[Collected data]
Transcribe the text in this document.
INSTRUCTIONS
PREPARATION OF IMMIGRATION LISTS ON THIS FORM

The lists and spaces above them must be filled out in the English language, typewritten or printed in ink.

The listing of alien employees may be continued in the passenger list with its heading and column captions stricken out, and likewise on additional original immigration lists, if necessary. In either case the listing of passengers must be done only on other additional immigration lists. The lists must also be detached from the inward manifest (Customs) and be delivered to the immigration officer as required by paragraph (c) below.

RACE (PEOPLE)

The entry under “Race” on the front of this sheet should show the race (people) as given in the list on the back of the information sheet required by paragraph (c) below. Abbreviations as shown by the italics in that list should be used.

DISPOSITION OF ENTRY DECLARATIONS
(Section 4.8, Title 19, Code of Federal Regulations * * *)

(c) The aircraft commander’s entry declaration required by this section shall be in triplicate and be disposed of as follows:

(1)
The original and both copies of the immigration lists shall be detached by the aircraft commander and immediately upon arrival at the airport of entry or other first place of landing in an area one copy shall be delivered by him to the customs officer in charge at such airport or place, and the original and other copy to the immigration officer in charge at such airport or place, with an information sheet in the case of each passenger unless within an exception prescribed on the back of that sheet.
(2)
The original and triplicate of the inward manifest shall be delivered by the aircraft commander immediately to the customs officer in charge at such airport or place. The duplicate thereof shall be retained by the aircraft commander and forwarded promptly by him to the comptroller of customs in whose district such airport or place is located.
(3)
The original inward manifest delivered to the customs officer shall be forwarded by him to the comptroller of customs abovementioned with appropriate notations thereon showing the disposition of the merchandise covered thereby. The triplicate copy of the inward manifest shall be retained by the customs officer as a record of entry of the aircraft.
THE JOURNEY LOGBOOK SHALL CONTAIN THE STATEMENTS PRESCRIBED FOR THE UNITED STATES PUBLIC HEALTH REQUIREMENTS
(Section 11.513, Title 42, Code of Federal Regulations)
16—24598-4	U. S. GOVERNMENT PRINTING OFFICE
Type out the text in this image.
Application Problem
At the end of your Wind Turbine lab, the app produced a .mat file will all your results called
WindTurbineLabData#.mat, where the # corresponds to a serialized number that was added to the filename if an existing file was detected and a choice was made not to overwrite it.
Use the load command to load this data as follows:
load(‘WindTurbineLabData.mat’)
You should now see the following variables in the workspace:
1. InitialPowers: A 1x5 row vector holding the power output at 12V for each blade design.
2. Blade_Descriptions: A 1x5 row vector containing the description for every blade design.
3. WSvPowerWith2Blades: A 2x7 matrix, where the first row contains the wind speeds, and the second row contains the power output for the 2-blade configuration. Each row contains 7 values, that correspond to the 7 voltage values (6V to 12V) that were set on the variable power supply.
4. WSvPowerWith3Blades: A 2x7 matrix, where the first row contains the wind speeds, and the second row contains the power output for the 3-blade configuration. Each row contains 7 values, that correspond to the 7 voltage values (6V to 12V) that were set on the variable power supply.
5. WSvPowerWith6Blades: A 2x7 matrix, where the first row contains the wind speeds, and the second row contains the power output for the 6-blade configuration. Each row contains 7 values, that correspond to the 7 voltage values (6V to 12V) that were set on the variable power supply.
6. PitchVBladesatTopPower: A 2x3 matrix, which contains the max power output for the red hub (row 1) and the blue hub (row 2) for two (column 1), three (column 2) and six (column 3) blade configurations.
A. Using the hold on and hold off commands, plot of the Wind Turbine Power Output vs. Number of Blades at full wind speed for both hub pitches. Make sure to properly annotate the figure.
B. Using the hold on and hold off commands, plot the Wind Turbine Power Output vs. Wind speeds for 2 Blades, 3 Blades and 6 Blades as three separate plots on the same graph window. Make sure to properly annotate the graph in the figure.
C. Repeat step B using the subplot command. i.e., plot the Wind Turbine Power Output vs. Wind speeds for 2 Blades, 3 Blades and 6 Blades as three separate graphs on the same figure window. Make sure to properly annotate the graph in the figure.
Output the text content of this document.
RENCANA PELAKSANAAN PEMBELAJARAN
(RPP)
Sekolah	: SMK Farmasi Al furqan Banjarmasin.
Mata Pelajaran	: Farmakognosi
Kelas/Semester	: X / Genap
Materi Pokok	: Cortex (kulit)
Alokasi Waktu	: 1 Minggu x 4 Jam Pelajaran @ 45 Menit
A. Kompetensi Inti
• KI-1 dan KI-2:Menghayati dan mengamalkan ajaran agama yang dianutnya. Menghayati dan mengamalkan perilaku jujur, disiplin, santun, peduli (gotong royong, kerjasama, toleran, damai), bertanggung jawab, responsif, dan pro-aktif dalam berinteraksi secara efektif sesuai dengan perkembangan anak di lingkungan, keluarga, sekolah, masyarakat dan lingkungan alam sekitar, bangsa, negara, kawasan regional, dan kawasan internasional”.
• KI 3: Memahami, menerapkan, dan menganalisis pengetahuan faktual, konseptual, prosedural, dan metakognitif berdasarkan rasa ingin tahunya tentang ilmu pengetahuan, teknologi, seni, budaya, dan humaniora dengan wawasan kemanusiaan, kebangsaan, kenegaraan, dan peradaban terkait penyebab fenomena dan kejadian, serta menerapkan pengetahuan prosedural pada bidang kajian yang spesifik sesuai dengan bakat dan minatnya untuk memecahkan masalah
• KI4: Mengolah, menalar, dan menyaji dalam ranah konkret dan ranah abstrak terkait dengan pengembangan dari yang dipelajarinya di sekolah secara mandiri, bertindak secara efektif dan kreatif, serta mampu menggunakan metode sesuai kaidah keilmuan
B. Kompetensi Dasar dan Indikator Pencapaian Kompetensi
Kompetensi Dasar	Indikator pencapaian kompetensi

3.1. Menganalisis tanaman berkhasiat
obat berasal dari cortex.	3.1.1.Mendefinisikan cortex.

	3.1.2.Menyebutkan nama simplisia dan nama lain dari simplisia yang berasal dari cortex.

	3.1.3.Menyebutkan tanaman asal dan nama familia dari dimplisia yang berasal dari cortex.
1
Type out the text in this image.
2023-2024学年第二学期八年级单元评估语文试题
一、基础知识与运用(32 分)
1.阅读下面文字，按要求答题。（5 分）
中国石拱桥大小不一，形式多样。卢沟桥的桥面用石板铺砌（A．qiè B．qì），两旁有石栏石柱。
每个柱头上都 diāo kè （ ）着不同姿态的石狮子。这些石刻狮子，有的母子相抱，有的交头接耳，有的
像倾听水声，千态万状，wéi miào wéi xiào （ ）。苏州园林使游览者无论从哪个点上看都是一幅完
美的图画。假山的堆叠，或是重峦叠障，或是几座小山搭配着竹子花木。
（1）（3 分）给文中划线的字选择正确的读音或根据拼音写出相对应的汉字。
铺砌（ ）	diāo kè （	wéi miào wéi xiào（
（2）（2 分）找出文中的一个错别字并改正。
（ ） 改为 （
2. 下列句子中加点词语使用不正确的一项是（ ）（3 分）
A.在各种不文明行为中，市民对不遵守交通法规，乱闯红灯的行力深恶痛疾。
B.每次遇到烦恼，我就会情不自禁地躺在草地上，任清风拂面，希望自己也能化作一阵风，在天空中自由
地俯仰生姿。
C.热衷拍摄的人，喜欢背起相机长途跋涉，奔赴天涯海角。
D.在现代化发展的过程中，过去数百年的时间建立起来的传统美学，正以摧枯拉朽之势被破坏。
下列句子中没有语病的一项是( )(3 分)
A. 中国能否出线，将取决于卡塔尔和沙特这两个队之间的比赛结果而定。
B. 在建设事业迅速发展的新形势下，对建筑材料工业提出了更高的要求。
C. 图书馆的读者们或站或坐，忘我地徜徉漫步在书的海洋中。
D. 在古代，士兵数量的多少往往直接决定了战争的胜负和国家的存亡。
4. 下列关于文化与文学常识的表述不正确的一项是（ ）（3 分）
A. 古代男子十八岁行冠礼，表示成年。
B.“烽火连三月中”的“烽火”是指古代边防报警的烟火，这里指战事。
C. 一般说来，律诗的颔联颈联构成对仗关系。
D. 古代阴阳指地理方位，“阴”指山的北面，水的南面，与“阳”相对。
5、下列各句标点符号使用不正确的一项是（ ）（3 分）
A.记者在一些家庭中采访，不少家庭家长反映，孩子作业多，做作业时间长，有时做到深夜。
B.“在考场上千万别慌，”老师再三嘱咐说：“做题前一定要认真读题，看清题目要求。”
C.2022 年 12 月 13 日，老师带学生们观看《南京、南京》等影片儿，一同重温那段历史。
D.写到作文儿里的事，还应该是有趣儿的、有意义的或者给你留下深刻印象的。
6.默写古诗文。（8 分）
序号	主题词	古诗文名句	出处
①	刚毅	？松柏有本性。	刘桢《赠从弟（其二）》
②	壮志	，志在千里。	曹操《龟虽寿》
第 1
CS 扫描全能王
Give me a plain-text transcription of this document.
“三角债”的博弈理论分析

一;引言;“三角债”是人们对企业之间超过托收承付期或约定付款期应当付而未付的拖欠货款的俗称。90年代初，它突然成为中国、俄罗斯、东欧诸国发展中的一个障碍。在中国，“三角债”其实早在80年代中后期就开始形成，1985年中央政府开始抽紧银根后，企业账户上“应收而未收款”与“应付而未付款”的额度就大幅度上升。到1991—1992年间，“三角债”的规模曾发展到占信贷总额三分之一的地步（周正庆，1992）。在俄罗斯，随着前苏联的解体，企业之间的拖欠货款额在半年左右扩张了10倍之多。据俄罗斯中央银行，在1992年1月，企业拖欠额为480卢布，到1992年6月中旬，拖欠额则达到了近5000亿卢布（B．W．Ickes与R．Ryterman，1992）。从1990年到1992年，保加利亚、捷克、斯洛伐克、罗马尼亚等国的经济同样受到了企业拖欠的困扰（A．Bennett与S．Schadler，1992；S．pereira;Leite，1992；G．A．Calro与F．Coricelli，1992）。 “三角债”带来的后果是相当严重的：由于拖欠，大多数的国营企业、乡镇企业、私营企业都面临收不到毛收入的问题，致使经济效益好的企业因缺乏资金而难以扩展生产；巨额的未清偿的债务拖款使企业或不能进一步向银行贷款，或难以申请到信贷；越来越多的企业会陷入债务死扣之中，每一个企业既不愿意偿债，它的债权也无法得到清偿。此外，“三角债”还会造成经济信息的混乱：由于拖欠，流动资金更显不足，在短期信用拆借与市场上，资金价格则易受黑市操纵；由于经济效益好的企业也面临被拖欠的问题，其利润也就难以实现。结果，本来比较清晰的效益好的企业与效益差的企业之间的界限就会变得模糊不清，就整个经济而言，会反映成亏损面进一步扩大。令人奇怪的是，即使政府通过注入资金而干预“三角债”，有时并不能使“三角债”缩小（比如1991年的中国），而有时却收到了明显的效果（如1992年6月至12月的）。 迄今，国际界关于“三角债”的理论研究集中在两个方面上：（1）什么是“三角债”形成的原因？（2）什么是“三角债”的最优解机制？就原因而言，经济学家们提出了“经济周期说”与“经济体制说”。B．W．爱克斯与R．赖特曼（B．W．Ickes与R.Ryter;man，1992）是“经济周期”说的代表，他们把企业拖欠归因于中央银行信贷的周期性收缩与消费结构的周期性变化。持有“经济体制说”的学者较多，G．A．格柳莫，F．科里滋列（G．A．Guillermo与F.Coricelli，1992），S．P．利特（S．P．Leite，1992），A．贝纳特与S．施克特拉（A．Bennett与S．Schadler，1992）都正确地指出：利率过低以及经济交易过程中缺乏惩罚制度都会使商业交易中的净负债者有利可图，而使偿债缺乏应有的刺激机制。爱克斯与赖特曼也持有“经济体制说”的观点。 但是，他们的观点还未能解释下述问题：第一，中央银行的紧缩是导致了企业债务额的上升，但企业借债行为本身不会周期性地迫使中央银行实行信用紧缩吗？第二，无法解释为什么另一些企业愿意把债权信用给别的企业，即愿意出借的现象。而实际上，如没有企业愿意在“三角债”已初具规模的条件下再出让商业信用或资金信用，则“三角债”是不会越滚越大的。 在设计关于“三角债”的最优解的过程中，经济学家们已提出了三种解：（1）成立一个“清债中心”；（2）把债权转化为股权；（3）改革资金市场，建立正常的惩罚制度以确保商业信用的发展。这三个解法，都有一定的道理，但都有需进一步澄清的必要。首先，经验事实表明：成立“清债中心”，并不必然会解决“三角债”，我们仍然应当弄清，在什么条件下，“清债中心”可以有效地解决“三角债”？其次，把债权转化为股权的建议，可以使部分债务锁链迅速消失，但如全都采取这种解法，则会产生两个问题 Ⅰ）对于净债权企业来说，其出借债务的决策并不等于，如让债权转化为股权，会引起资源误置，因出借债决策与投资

Work required: Set down, unchanged, the line that contains "Give me a plain-text" together with every later line in the records, through the last one.

Reply:
Give me a plain-text transcription of this document.
“三角债”的博弈理论分析

一;引言;“三角债”是人们对企业之间超过托收承付期或约定付款期应当付而未付的拖欠货款的俗称。90年代初，它突然成为中国、俄罗斯、东欧诸国发展中的一个障碍。在中国，“三角债”其实早在80年代中后期就开始形成，1985年中央政府开始抽紧银根后，企业账户上“应收而未收款”与“应付而未付款”的额度就大幅度上升。到1991—1992年间，“三角债”的规模曾发展到占信贷总额三分之一的地步（周正庆，1992）。在俄罗斯，随着前苏联的解体，企业之间的拖欠货款额在半年左右扩张了10倍之多。据俄罗斯中央银行，在1992年1月，企业拖欠额为480卢布，到1992年6月中旬，拖欠额则达到了近5000亿卢布（B．W．Ickes与R．Ryterman，1992）。从1990年到1992年，保加利亚、捷克、斯洛伐克、罗马尼亚等国的经济同样受到了企业拖欠的困扰（A．Bennett与S．Schadler，1992；S．pereira;Leite，1992；G．A．Calro与F．Coricelli，1992）。 “三角债”带来的后果是相当严重的：由于拖欠，大多数的国营企业、乡镇企业、私营企业都面临收不到毛收入的问题，致使经济效益好的企业因缺乏资金而难以扩展生产；巨额的未清偿的债务拖款使企业或不能进一步向银行贷款，或难以申请到信贷；越来越多的企业会陷入债务死扣之中，每一个企业既不愿意偿债，它的债权也无法得到清偿。此外，“三角债”还会造成经济信息的混乱：由于拖欠，流动资金更显不足，在短期信用拆借与市场上，资金价格则易受黑市操纵；由于经济效益好的企业也面临被拖欠的问题，其利润也就难以实现。结果，本来比较清晰的效益好的企业与效益差的企业之间的界限就会变得模糊不清，就整个经济而言，会反映成亏损面进一步扩大。令人奇怪的是，即使政府通过注入资金而干预“三角债”，有时并不能使“三角债”缩小（比如1991年的中国），而有时却收到了明显的效果（如1992年6月至12月的）。 迄今，国际界关于“三角债”的理论研究集中在两个方面上：（1）什么是“三角债”形成的原因？（2）什么是“三角债”的最优解机制？就原因而言，经济学家们提出了“经济周期说”与“经济体制说”。B．W．爱克斯与R．赖特曼（B．W．Ickes与R.Ryter;man，1992）是“经济周期”说的代表，他们把企业拖欠归因于中央银行信贷的周期性收缩与消费结构的周期性变化。持有“经济体制说”的学者较多，G．A．格柳莫，F．科里滋列（G．A．Guillermo与F.Coricelli，1992），S．P．利特（S．P．Leite，1992），A．贝纳特与S．施克特拉（A．Bennett与S．Schadler，1992）都正确地指出：利率过低以及经济交易过程中缺乏惩罚制度都会使商业交易中的净负债者有利可图，而使偿债缺乏应有的刺激机制。爱克斯与赖特曼也持有“经济体制说”的观点。 但是，他们的观点还未能解释下述问题：第一，中央银行的紧缩是导致了企业债务额的上升，但企业借债行为本身不会周期性地迫使中央银行实行信用紧缩吗？第二，无法解释为什么另一些企业愿意把债权信用给别的企业，即愿意出借的现象。而实际上，如没有企业愿意在“三角债”已初具规模的条件下再出让商业信用或资金信用，则“三角债”是不会越滚越大的。 在设计关于“三角债”的最优解的过程中，经济学家们已提出了三种解：（1）成立一个“清债中心”；（2）把债权转化为股权；（3）改革资金市场，建立正常的惩罚制度以确保商业信用的发展。这三个解法，都有一定的道理，但都有需进一步澄清的必要。首先，经验事实表明：成立“清债中心”，并不必然会解决“三角债”，我们仍然应当弄清，在什么条件下，“清债中心”可以有效地解决“三角债”？其次，把债权转化为股权的建议，可以使部分债务锁链迅速消失，但如全都采取这种解法，则会产生两个问题 Ⅰ）对于净债权企业来说，其出借债务的决策并不等于，如让债权转化为股权，会引起资源误置，因出借债决策与投资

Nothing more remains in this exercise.